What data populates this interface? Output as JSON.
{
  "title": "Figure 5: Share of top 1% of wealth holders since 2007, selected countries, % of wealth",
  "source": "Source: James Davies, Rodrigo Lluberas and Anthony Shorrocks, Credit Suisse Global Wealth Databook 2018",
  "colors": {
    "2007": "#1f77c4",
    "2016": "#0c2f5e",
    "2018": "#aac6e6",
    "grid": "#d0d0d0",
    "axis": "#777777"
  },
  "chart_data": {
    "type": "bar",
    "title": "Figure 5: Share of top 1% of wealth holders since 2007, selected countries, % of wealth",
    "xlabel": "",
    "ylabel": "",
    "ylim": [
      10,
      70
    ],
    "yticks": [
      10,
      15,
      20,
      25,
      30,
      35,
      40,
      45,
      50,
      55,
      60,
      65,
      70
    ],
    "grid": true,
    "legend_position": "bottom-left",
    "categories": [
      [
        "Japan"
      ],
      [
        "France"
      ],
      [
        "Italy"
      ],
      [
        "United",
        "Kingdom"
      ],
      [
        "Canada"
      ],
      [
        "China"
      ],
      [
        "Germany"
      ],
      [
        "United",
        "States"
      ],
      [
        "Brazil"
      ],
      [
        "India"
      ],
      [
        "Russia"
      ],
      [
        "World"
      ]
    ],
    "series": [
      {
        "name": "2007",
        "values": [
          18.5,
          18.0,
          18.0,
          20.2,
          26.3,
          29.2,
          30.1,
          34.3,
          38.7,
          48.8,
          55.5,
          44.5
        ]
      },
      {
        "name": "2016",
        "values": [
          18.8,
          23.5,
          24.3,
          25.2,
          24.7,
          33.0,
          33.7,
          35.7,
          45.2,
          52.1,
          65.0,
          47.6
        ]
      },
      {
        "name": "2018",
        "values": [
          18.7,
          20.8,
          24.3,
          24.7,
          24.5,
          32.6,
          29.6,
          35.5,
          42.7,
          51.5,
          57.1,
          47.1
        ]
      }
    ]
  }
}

● YOUR INSTRUCTIONS: Where a line of the records above holds the word "countries", copy that line.

● ANSWER:
  "title": "Figure 5: Share of top 1% of wealth holders since 2007, selected countries, % of wealth",
    "title": "Figure 5: Share of top 1% of wealth holders since 2007, selected countries, % of wealth",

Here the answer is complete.